Start Material

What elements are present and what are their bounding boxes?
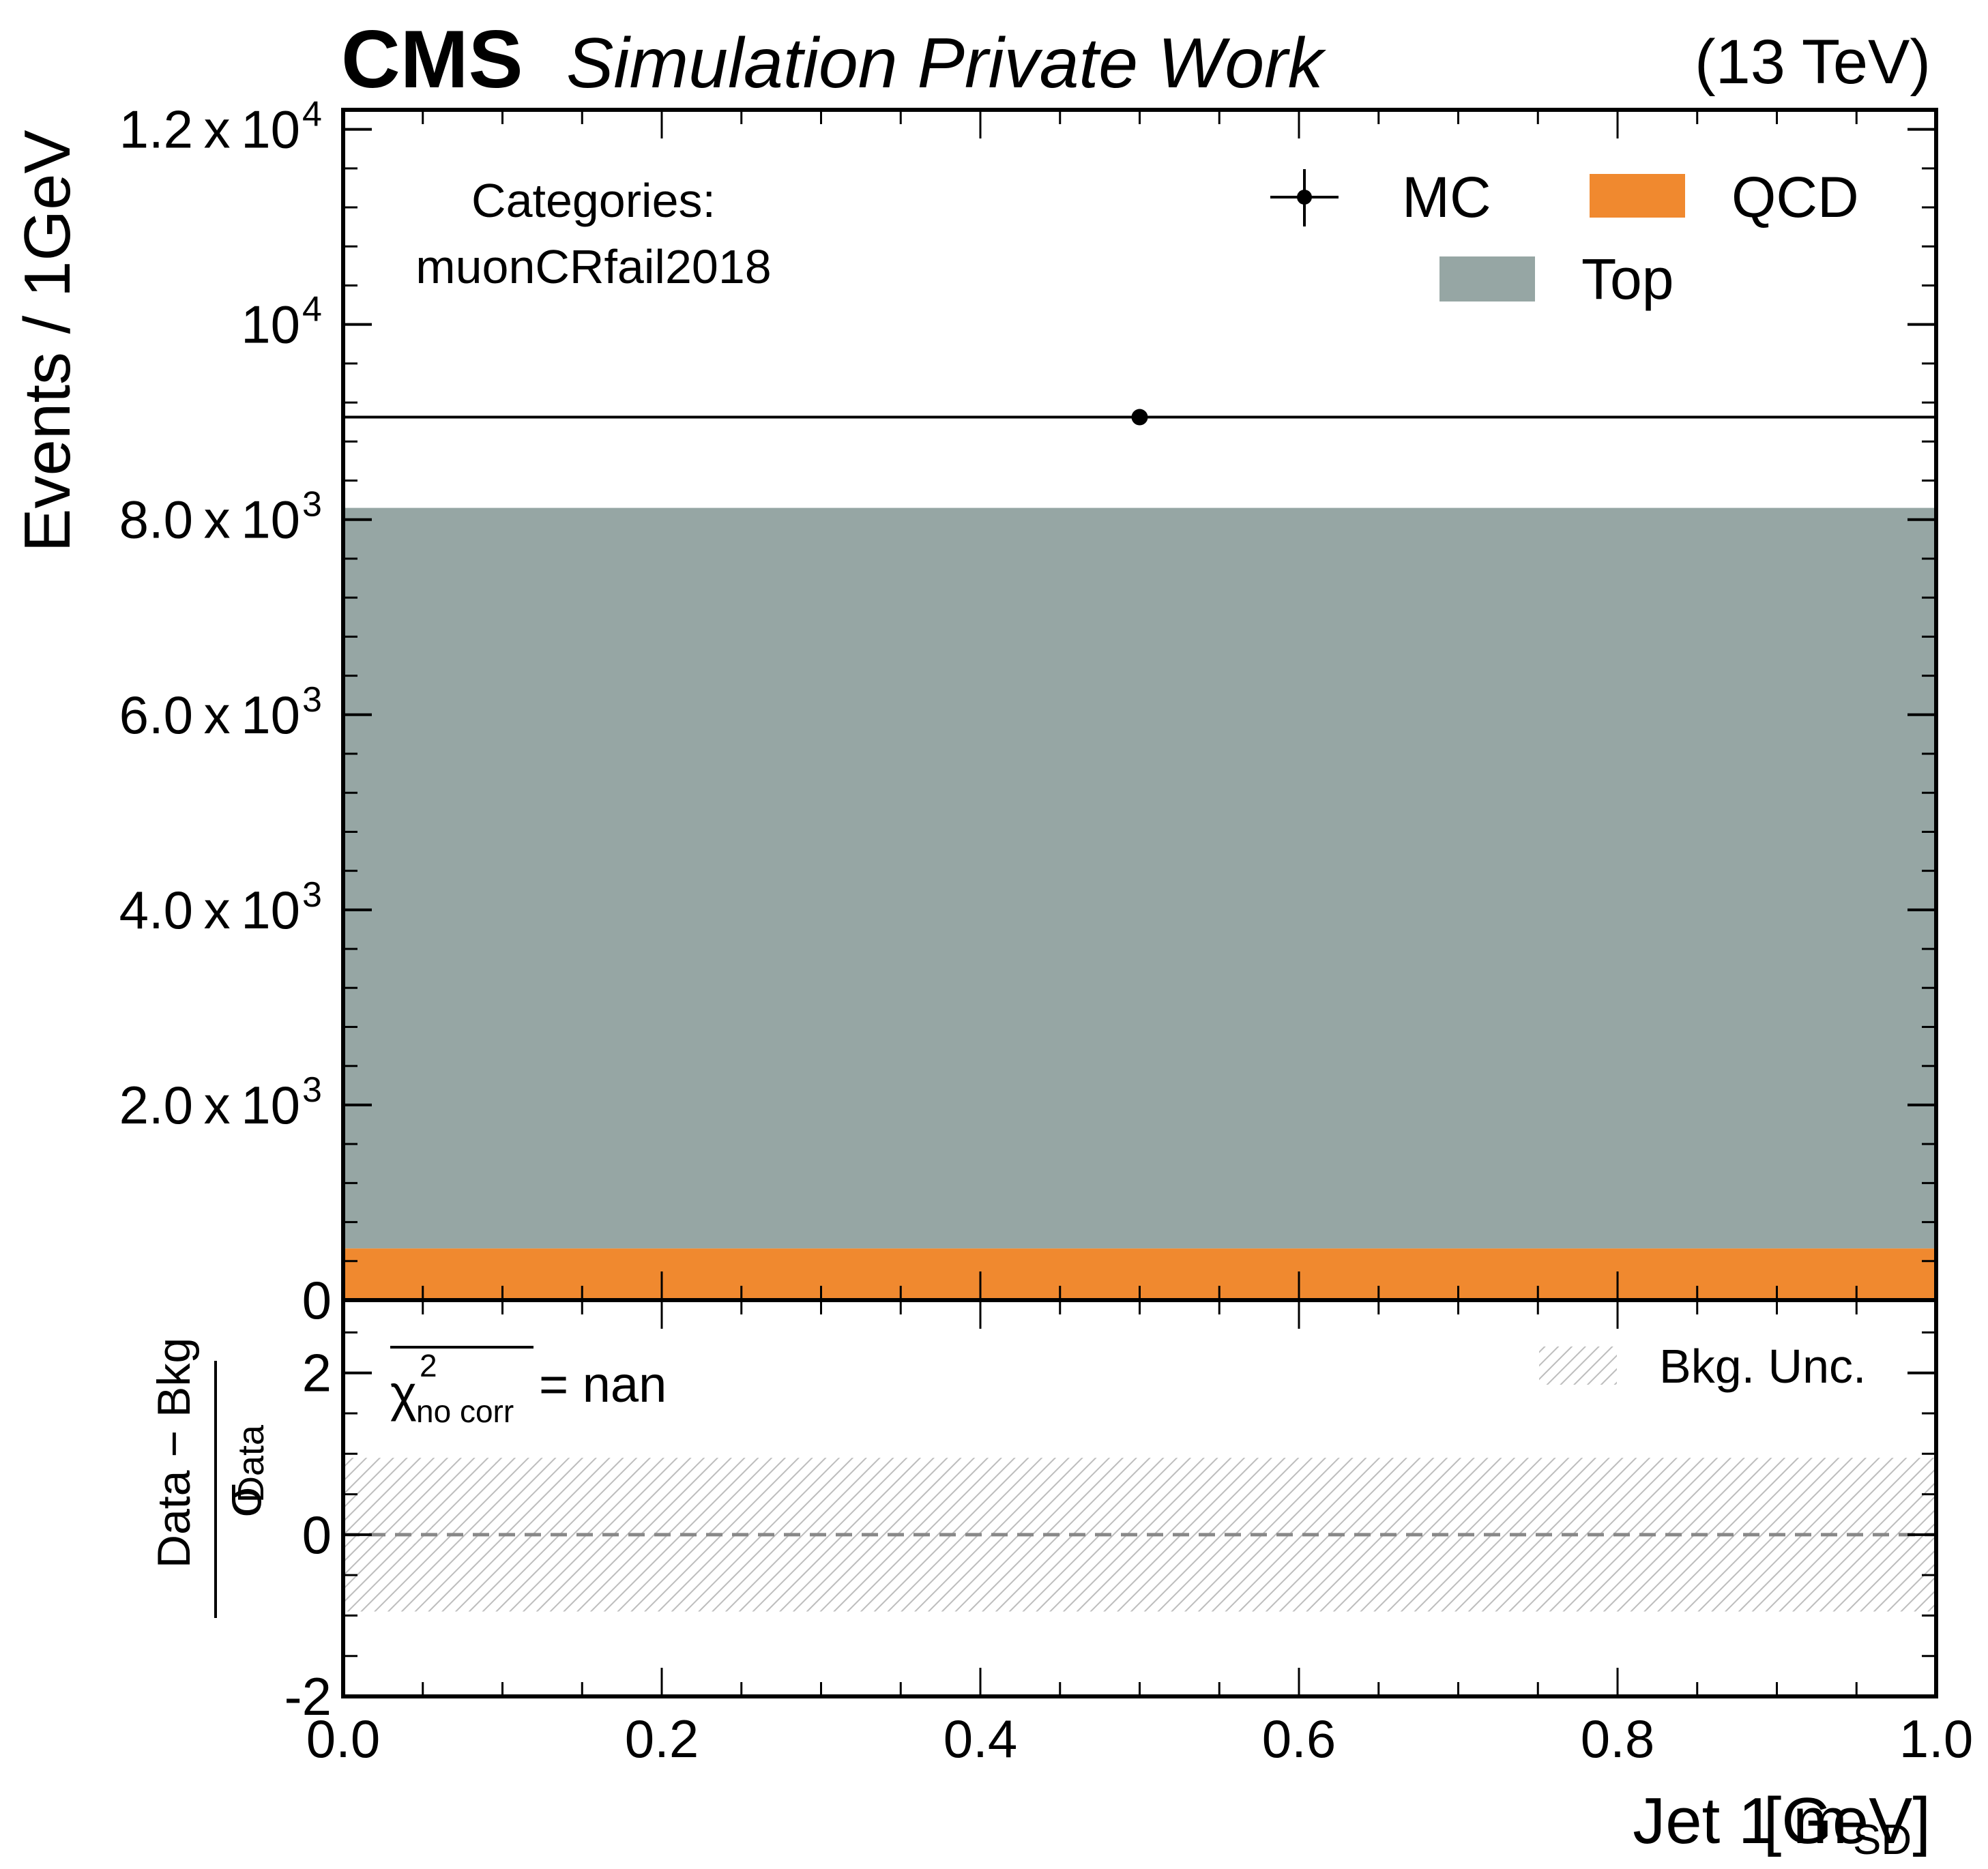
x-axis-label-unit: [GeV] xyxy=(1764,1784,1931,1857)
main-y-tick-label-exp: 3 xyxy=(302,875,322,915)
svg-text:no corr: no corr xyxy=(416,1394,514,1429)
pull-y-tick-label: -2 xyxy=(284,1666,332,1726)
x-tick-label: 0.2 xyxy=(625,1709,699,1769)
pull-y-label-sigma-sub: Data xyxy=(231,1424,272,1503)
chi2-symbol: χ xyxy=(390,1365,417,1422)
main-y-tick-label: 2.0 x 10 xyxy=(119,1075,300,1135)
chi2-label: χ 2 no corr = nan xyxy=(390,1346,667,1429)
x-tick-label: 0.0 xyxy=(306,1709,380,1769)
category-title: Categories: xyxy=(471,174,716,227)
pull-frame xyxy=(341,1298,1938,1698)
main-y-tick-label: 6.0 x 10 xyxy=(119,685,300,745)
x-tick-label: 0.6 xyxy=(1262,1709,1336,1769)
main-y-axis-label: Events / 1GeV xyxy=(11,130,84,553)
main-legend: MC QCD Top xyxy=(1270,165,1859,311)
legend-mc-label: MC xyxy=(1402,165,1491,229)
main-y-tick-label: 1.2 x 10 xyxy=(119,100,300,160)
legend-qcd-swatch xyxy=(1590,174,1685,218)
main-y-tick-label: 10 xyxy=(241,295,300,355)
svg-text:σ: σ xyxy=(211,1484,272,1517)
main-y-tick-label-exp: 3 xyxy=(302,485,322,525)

End Material

**Work to do:**
Return every line above that contains the string "text", matching case exactly.

**Final result:**
svg-text:no corr: no corr xyxy=(416,1394,514,1429)
svg-text:σ: σ xyxy=(211,1484,272,1517)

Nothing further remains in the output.